Set problem: Search the material below for the word "true" and copy every line in which it occurs.

═══ Data lines ═══

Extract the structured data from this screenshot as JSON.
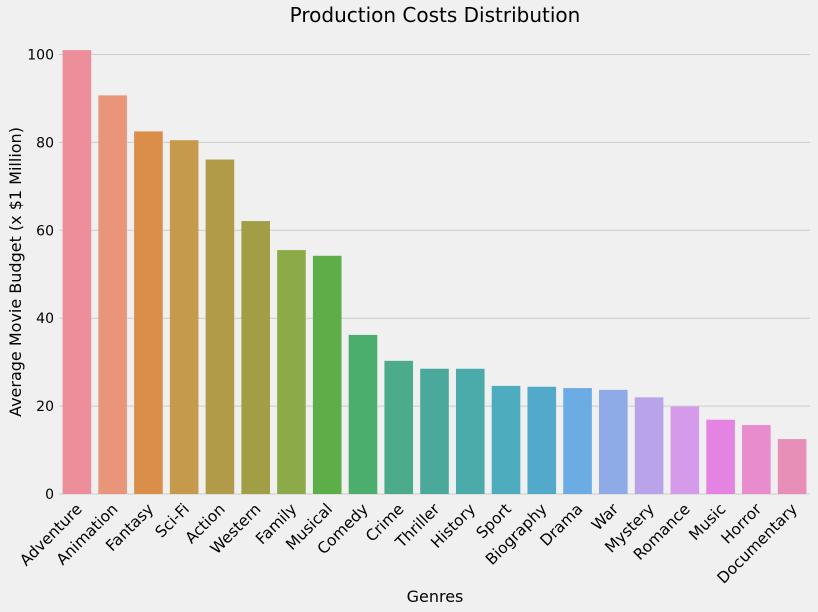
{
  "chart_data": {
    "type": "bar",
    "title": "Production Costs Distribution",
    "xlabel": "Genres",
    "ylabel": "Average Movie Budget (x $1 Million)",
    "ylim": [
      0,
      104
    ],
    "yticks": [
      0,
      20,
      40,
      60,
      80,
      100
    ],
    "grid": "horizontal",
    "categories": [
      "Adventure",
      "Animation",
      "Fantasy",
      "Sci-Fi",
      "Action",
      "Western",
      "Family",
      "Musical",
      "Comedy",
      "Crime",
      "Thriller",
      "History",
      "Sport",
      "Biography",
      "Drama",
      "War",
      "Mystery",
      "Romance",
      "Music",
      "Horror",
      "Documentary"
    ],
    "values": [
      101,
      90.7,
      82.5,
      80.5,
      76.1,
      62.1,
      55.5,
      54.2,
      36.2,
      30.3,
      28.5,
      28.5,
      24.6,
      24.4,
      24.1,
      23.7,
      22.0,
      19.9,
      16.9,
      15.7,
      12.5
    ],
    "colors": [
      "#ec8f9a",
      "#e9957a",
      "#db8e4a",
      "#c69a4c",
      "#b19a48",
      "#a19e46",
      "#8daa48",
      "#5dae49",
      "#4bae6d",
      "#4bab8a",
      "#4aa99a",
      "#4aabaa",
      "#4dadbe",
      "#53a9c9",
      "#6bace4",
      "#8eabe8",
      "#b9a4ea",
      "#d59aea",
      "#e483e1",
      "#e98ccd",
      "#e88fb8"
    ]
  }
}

═══
═══ Data lines ═══

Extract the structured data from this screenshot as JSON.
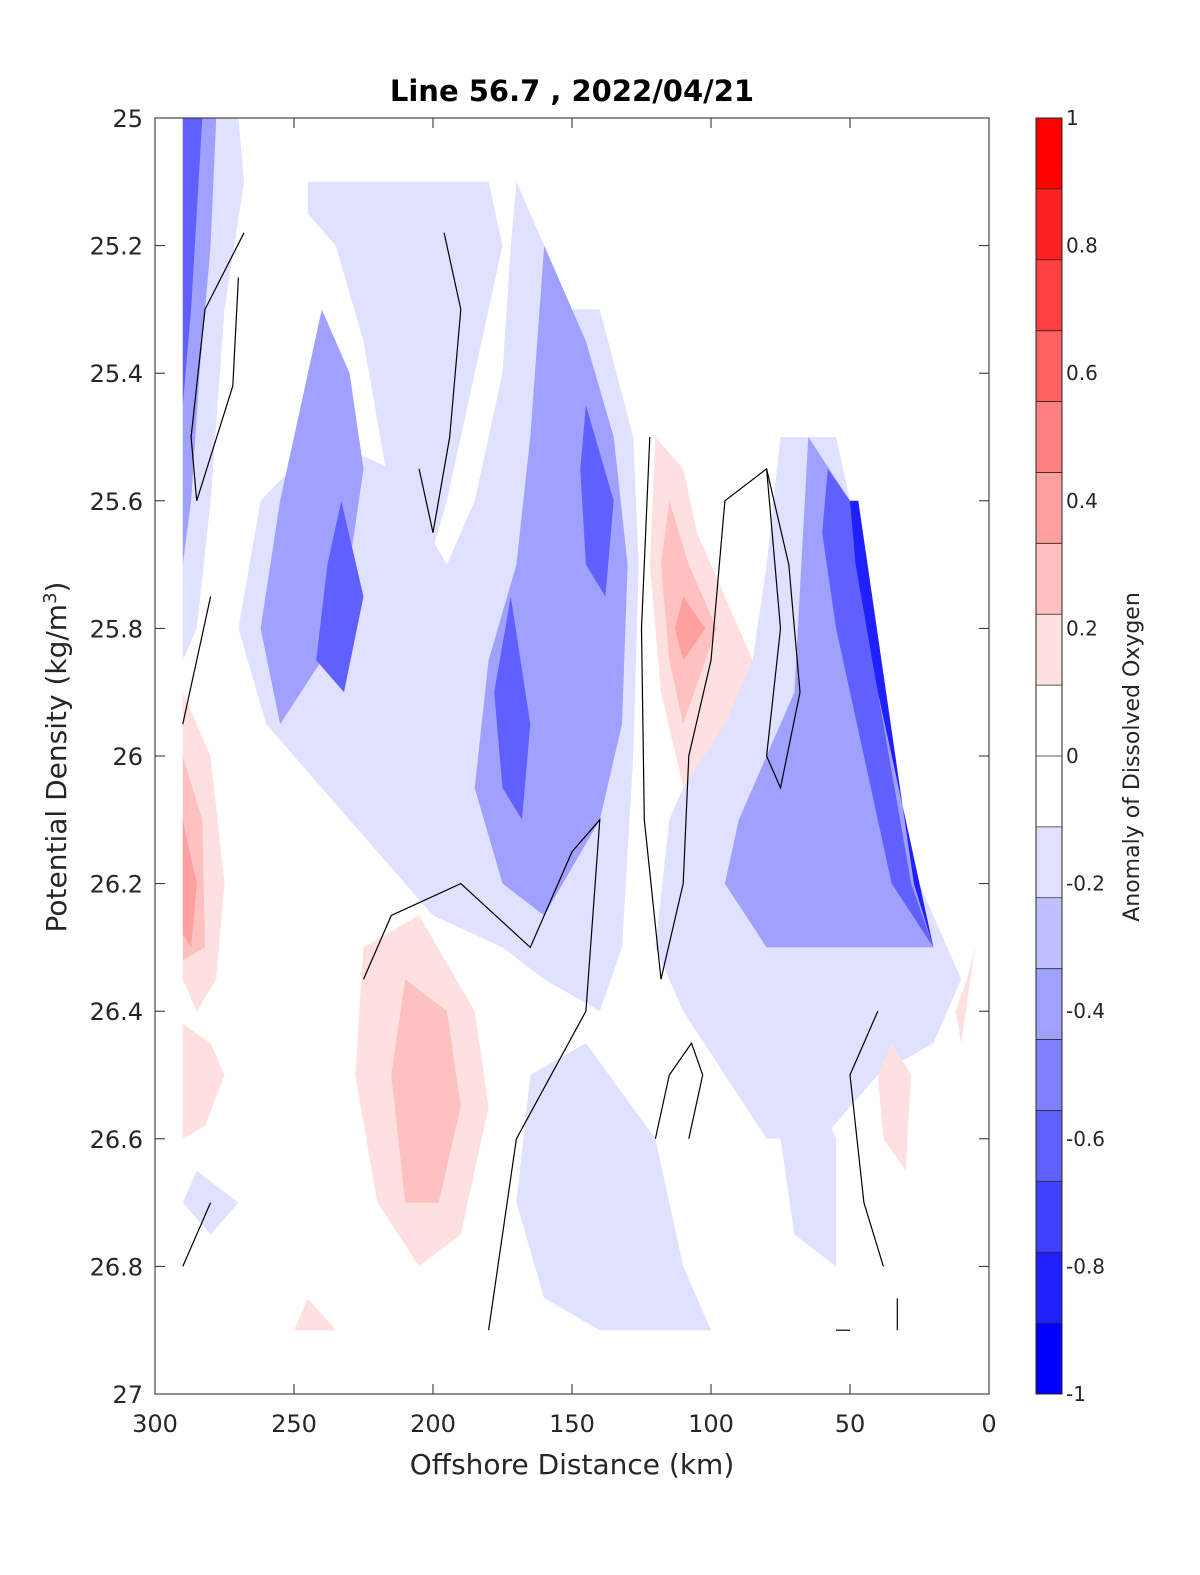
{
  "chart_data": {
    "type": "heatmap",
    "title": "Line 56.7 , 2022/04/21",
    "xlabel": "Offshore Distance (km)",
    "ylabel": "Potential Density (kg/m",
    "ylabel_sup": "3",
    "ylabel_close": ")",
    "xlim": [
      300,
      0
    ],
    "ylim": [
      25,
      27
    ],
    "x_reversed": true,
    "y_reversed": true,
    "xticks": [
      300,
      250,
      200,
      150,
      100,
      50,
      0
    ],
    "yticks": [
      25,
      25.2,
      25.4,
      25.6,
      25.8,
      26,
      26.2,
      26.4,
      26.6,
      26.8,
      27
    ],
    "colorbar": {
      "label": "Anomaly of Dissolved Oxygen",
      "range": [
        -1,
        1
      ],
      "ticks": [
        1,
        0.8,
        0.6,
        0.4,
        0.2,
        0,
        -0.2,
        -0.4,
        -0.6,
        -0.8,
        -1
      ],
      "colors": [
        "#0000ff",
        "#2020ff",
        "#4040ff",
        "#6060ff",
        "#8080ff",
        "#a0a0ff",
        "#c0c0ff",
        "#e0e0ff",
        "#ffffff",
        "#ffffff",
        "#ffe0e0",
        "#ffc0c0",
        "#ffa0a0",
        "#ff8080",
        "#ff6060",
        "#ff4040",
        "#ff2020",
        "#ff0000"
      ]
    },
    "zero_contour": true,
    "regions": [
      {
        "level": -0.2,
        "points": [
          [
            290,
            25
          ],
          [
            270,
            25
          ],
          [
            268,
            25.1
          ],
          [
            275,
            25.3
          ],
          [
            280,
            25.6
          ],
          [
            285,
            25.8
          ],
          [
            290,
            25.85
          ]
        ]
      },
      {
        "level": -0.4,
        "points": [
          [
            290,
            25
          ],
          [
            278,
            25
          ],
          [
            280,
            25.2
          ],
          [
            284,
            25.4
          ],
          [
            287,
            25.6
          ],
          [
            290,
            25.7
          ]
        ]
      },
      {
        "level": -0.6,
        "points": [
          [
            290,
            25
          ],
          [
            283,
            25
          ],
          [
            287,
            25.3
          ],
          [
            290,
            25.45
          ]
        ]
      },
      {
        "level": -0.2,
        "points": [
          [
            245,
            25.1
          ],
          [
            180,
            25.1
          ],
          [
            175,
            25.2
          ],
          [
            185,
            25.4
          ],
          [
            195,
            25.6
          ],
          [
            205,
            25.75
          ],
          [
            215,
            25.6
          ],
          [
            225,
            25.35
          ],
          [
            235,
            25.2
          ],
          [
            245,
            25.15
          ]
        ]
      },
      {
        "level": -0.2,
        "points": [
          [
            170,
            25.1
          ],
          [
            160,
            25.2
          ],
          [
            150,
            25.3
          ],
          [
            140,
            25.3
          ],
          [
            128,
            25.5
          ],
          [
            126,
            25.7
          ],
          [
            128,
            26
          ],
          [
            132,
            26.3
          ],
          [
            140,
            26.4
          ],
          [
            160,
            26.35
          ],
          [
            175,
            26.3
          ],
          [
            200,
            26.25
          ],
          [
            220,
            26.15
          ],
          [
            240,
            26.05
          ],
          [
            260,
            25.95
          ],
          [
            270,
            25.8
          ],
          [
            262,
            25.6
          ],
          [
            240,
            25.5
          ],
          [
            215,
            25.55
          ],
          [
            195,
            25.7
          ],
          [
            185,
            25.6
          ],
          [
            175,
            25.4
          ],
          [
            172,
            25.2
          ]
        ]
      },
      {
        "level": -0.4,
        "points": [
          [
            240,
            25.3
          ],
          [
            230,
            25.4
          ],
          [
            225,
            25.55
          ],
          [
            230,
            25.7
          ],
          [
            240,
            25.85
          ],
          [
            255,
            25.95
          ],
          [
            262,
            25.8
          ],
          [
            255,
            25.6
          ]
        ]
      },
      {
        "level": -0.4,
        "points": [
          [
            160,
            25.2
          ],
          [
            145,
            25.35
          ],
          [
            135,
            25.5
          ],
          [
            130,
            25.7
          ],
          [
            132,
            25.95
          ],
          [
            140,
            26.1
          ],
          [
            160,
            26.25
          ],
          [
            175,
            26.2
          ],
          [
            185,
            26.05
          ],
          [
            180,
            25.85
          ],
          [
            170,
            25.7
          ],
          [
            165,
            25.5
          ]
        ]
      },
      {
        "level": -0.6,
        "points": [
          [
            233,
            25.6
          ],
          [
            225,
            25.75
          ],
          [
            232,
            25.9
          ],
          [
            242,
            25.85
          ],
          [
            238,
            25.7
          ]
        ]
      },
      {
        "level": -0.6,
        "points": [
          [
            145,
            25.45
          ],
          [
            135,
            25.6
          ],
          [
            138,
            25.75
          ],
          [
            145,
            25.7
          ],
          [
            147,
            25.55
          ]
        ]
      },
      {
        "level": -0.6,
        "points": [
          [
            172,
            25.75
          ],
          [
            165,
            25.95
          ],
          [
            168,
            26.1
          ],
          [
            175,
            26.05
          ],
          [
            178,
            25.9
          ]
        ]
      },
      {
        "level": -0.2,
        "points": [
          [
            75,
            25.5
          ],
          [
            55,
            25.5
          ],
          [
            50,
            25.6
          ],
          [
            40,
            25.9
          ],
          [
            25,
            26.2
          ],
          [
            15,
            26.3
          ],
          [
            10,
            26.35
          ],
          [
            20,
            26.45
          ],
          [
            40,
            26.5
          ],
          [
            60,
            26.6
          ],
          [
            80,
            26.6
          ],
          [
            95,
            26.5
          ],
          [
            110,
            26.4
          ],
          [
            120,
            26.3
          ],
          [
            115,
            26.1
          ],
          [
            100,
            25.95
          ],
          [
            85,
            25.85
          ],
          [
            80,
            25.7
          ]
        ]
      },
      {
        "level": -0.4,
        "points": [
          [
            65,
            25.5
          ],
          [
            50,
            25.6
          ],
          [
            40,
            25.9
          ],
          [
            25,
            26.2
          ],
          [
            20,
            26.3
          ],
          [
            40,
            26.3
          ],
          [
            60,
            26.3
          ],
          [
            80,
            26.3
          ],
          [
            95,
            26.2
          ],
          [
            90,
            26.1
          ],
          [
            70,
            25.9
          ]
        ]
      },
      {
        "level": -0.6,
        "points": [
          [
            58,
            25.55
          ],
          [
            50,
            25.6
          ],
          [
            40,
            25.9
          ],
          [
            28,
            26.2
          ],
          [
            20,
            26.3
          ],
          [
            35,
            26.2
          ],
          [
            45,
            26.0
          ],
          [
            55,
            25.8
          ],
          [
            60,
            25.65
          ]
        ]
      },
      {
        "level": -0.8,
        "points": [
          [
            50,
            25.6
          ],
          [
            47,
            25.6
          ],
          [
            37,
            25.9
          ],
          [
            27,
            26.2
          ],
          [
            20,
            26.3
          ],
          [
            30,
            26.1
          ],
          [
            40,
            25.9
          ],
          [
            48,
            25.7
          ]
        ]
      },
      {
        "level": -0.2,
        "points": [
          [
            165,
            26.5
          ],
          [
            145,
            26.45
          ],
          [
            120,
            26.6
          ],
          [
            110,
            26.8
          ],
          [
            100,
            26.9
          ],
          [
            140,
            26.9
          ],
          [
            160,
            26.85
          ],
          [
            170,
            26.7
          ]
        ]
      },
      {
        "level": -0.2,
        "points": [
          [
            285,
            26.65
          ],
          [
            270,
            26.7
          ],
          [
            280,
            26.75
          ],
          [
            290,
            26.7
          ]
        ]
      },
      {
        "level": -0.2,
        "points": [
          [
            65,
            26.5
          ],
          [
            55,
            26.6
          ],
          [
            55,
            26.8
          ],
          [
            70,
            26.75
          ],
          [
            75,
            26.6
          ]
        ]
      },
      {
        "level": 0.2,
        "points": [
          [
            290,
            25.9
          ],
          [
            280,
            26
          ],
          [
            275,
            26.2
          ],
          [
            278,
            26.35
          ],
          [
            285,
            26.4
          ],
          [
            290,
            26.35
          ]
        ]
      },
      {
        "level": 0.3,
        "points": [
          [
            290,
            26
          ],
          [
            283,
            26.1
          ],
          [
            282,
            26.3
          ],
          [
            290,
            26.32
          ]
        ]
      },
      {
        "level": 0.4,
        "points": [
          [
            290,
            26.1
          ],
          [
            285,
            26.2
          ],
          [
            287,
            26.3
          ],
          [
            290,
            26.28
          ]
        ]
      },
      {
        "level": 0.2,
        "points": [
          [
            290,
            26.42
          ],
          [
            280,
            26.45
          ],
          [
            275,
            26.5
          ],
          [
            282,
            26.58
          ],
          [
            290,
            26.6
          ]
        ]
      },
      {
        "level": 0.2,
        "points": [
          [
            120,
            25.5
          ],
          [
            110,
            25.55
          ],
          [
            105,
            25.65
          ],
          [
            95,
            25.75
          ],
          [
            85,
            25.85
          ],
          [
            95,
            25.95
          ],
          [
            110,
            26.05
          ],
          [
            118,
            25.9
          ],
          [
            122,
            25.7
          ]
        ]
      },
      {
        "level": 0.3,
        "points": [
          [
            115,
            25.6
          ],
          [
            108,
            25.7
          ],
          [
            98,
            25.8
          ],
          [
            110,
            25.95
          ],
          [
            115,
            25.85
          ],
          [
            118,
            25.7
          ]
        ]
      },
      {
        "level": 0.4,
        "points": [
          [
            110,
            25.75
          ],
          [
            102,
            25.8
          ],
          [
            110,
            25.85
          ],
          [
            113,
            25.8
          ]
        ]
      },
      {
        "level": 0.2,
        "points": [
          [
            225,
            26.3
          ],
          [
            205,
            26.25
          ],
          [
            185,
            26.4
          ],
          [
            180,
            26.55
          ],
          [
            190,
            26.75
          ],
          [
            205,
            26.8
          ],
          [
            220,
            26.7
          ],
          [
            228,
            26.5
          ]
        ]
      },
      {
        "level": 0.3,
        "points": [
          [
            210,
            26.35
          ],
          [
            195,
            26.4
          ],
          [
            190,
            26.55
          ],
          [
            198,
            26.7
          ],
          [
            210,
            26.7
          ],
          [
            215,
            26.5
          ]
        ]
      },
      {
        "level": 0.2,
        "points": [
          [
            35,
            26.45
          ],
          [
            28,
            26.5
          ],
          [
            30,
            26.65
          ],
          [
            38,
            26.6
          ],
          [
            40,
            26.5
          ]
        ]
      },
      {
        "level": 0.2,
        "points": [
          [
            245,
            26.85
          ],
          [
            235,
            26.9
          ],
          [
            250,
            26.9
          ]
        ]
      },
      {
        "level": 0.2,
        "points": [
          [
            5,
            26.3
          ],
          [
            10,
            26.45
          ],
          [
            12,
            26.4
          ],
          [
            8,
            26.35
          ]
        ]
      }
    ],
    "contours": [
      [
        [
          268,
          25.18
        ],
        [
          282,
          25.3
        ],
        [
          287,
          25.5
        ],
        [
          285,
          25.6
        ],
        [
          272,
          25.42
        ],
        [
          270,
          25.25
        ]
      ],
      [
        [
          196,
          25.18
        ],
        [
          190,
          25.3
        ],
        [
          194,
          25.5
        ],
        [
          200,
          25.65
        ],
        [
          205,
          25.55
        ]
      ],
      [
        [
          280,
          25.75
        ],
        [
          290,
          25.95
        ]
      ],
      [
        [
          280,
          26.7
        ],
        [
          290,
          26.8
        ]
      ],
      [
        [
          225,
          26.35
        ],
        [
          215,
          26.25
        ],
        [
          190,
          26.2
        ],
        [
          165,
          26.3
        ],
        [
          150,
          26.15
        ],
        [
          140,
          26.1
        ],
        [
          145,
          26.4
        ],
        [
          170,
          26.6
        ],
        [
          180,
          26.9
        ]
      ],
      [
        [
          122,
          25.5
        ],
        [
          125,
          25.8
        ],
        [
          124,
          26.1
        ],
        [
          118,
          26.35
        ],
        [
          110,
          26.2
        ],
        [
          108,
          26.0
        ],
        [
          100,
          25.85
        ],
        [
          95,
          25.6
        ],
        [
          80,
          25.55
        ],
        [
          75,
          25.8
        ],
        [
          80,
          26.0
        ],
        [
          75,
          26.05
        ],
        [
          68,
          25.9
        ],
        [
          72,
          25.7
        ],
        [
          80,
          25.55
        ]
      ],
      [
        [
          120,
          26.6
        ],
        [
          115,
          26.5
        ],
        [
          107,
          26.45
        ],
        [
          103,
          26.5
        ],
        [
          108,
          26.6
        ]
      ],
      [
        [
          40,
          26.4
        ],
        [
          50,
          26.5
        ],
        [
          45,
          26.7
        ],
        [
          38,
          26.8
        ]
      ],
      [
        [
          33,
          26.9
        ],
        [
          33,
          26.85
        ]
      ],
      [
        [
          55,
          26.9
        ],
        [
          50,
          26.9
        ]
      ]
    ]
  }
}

═══

Completed exercise:
    "x_reversed": true,
    "y_reversed": true,
    "zero_contour": true,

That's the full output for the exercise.